Directive:
All of the material below is to be repeated exactly.
[Extracted entries start]
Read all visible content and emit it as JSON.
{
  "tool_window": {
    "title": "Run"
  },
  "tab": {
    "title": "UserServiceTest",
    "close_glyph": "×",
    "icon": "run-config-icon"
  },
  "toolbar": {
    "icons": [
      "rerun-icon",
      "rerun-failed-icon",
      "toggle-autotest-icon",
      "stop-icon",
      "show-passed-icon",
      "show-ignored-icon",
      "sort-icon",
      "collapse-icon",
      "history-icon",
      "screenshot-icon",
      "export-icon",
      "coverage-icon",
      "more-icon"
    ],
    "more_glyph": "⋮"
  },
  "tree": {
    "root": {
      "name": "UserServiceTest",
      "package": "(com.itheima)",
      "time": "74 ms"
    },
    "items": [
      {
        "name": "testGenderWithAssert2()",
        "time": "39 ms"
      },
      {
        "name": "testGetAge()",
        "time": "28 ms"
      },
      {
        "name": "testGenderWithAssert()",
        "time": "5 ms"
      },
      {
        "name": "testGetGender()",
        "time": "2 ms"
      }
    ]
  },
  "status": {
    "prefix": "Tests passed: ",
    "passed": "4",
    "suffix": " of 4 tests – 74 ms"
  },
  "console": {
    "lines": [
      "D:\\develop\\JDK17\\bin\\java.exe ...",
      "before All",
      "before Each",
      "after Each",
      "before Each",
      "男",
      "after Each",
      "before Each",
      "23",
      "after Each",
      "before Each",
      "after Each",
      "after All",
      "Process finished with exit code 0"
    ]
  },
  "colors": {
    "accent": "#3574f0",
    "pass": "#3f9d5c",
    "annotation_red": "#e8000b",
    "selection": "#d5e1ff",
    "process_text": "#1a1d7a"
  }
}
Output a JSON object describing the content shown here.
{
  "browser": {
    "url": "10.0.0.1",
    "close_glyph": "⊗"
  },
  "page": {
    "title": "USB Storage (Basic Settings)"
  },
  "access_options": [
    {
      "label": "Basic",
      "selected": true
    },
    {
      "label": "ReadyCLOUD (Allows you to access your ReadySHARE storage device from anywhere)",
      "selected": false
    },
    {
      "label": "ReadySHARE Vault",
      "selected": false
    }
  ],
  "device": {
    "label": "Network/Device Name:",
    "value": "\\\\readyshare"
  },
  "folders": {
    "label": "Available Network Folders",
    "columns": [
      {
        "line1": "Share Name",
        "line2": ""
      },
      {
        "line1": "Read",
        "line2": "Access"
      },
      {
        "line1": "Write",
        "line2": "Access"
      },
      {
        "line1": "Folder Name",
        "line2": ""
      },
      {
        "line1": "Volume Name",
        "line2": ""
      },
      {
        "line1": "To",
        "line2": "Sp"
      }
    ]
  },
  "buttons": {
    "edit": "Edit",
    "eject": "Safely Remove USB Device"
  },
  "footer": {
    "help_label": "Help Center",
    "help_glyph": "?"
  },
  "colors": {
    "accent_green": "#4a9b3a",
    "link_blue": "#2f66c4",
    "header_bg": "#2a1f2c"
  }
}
[Extracted entries end]
Complete answer:
Read all visible content and emit it as JSON.
{
  "tool_window": {
    "title": "Run"
  },
  "tab": {
    "title": "UserServiceTest",
    "close_glyph": "×",
    "icon": "run-config-icon"
  },
  "toolbar": {
    "icons": [
      "rerun-icon",
      "rerun-failed-icon",
      "toggle-autotest-icon",
      "stop-icon",
      "show-passed-icon",
      "show-ignored-icon",
      "sort-icon",
      "collapse-icon",
      "history-icon",
      "screenshot-icon",
      "export-icon",
      "coverage-icon",
      "more-icon"
    ],
    "more_glyph": "⋮"
  },
  "tree": {
    "root": {
      "name": "UserServiceTest",
      "package": "(com.itheima)",
      "time": "74 ms"
    },
    "items": [
      {
        "name": "testGenderWithAssert2()",
        "time": "39 ms"
      },
      {
        "name": "testGetAge()",
        "time": "28 ms"
      },
      {
        "name": "testGenderWithAssert()",
        "time": "5 ms"
      },
      {
        "name": "testGetGender()",
        "time": "2 ms"
      }
    ]
  },
  "status": {
    "prefix": "Tests passed: ",
    "passed": "4",
    "suffix": " of 4 tests – 74 ms"
  },
  "console": {
    "lines": [
      "D:\\develop\\JDK17\\bin\\java.exe ...",
      "before All",
      "before Each",
      "after Each",
      "before Each",
      "男",
      "after Each",
      "before Each",
      "23",
      "after Each",
      "before Each",
      "after Each",
      "after All",
      "Process finished with exit code 0"
    ]
  },
  "colors": {
    "accent": "#3574f0",
    "pass": "#3f9d5c",
    "annotation_red": "#e8000b",
    "selection": "#d5e1ff",
    "process_text": "#1a1d7a"
  }
}
Output a JSON object describing the content shown here.
{
  "browser": {
    "url": "10.0.0.1",
    "close_glyph": "⊗"
  },
  "page": {
    "title": "USB Storage (Basic Settings)"
  },
  "access_options": [
    {
      "label": "Basic",
      "selected": true
    },
    {
      "label": "ReadyCLOUD (Allows you to access your ReadySHARE storage device from anywhere)",
      "selected": false
    },
    {
      "label": "ReadySHARE Vault",
      "selected": false
    }
  ],
  "device": {
    "label": "Network/Device Name:",
    "value": "\\\\readyshare"
  },
  "folders": {
    "label": "Available Network Folders",
    "columns": [
      {
        "line1": "Share Name",
        "line2": ""
      },
      {
        "line1": "Read",
        "line2": "Access"
      },
      {
        "line1": "Write",
        "line2": "Access"
      },
      {
        "line1": "Folder Name",
        "line2": ""
      },
      {
        "line1": "Volume Name",
        "line2": ""
      },
      {
        "line1": "To",
        "line2": "Sp"
      }
    ]
  },
  "buttons": {
    "edit": "Edit",
    "eject": "Safely Remove USB Device"
  },
  "footer": {
    "help_label": "Help Center",
    "help_glyph": "?"
  },
  "colors": {
    "accent_green": "#4a9b3a",
    "link_blue": "#2f66c4",
    "header_bg": "#2a1f2c"
  }
}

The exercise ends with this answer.